··· LISTED ENTRIES ···

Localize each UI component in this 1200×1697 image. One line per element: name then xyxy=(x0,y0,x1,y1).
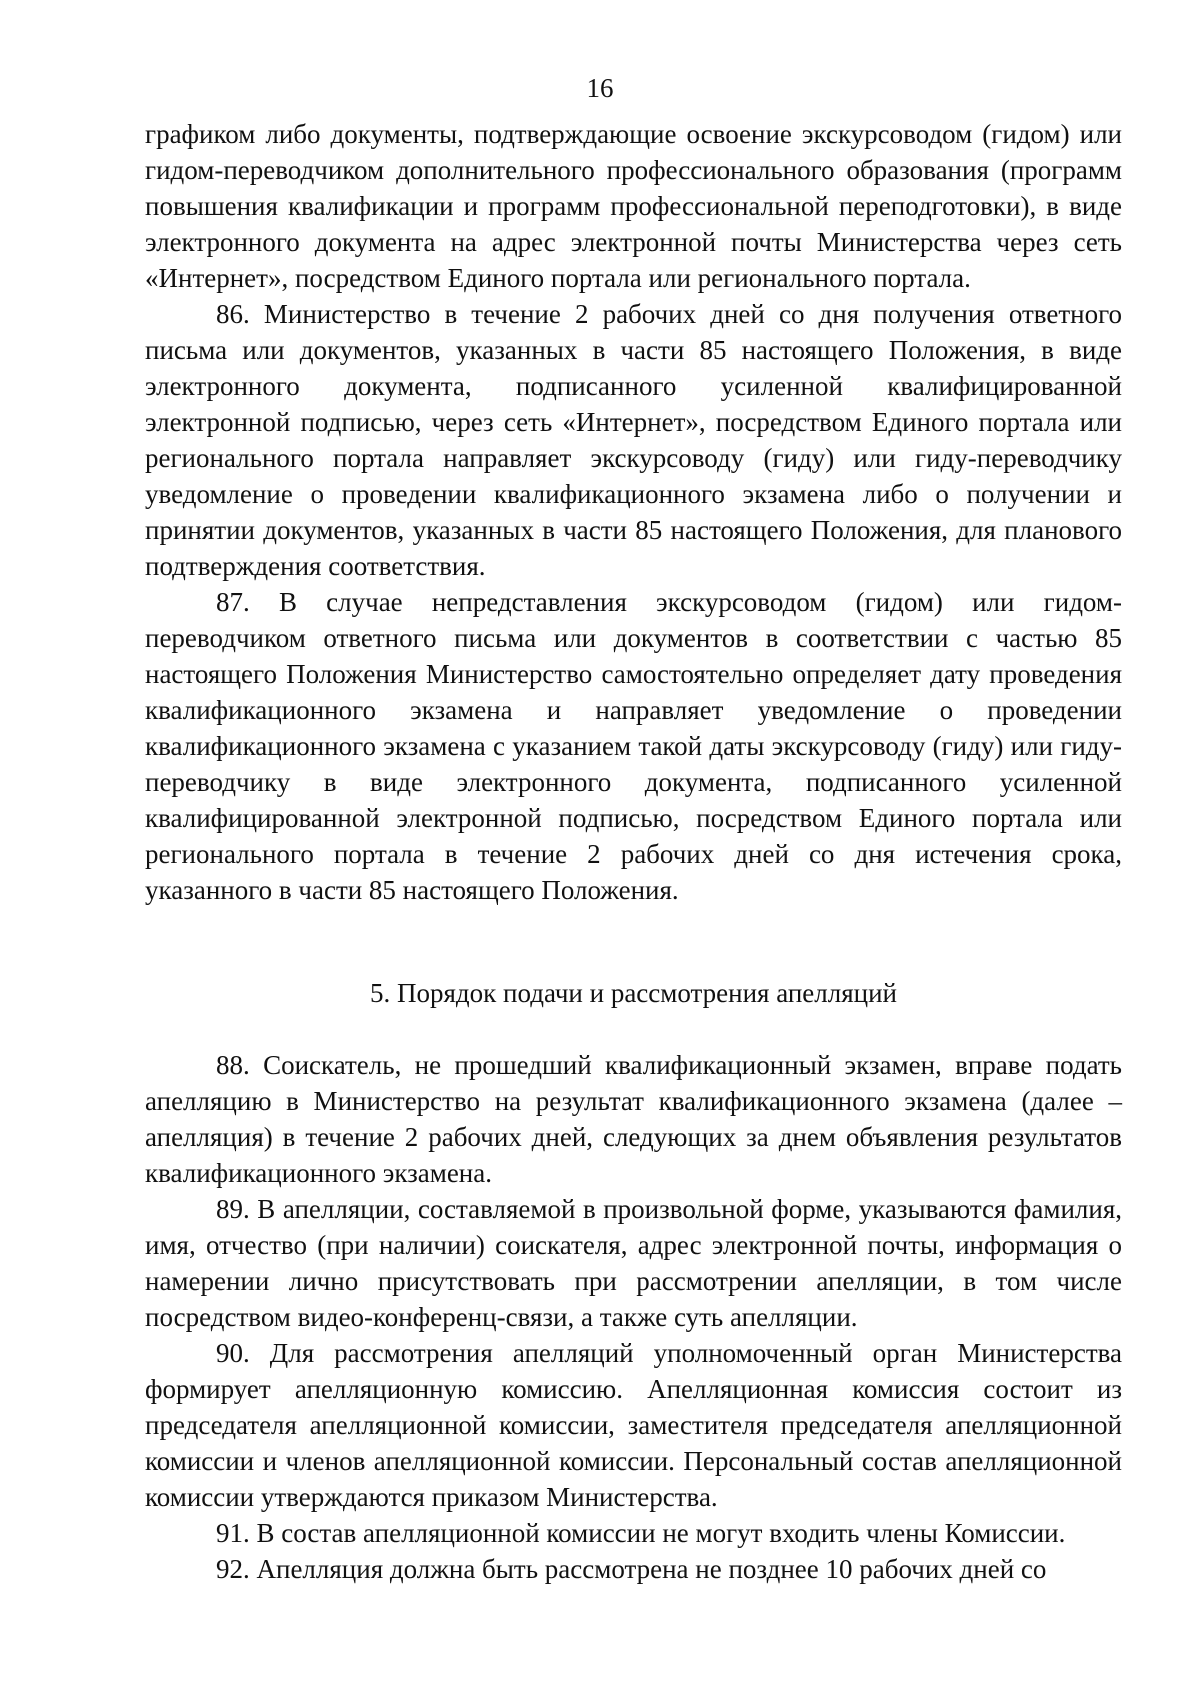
paragraph-90: 90. Для рассмотрения апелляций уполномоченный орган Министерства формирует апелляционную комиссию. Апелляционная комиссия состоит из председателя апелляционной комиссии, заместителя председателя апелляционной комиссии и членов апелляционной комиссии. Персональный состав апелляционной комиссии утверждаются приказом Министерства. xyxy=(145,1338,1122,1512)
paragraph-86: 86. Министерство в течение 2 рабочих дней со дня получения ответного письма или документов, указанных в части 85 настоящего Положения, в виде электронного документа, подписанного усиленной квалифицированной электронной подписью, через сеть «Интернет», посредством Единого портала или регионального портала направляет экскурсоводу (гиду) или гиду-переводчику уведомление о проведении квалификационного экзамена либо о получении и принятии документов, указанных в части 85 настоящего Положения, для планового подтверждения соответствия. xyxy=(145,299,1122,581)
document-body-top xyxy=(145,116,1122,908)
paragraph-88: 88. Соискатель, не прошедший квалификационный экзамен, вправе подать апелляцию в Министерство на результат квалификационного экзамена (далее – апелляция) в течение 2 рабочих дней, следующих за днем объявления результатов квалификационного экзамена. xyxy=(145,1050,1122,1188)
document-body-bottom xyxy=(145,1047,1122,1587)
paragraph-continuation: графиком либо документы, подтверждающие освоение экскурсоводом (гидом) или гидом-переводчиком дополнительного профессионального образования (программ повышения квалификации и программ профессиональной переподготовки), в виде электронного документа на адрес электронной почты Министерства через сеть «Интернет», посредством Единого портала или регионального портала. xyxy=(145,119,1122,293)
paragraph-89: 89. В апелляции, составляемой в произвольной форме, указываются фамилия, имя, отчество (при наличии) соискателя, адрес электронной почты, информация о намерении лично присутствовать при рассмотрении апелляции, в том числе посредством видео-конференц-связи, а также суть апелляции. xyxy=(145,1194,1122,1332)
paragraph-92: 92. Апелляция должна быть рассмотрена не позднее 10 рабочих дней со xyxy=(216,1554,1047,1584)
paragraph-91: 91. В состав апелляционной комиссии не могут входить члены Комиссии. xyxy=(216,1518,1066,1548)
section-heading: 5. Порядок подачи и рассмотрения апелляций xyxy=(370,978,897,1008)
paragraph-87: 87. В случае непредставления экскурсоводом (гидом) или гидом-переводчиком ответного письма или документов в соответствии с частью 85 настоящего Положения Министерство самостоятельно определяет дату проведения квалификационного экзамена и направляет уведомление о проведении квалификационного экзамена с указанием такой даты экскурсоводу (гиду) или гиду-переводчику в виде электронного документа, подписанного усиленной квалифицированной электронной подписью, посредством Единого портала или регионального портала в течение 2 рабочих дней со дня истечения срока, указанного в части 85 настоящего Положения. xyxy=(145,587,1122,905)
page-number: 16 xyxy=(586,73,614,103)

···

## OBJECTIVE:
Pick out each line of the listing that contains the string "комиссии". Case counts.

## WRITTEN RESPONSE:
paragraph-90: 90. Для рассмотрения апелляций уполномоченный орган Министерства формирует апелляционную комиссию. Апелляционная комиссия состоит из председателя апелляционной комиссии, заместителя председателя апелляционной комиссии и членов апелляционной комиссии. Персональный состав апелляционной комиссии утверждаются приказом Министерства. xyxy=(145,1338,1122,1512)
paragraph-91: 91. В состав апелляционной комиссии не могут входить члены Комиссии. xyxy=(216,1518,1066,1548)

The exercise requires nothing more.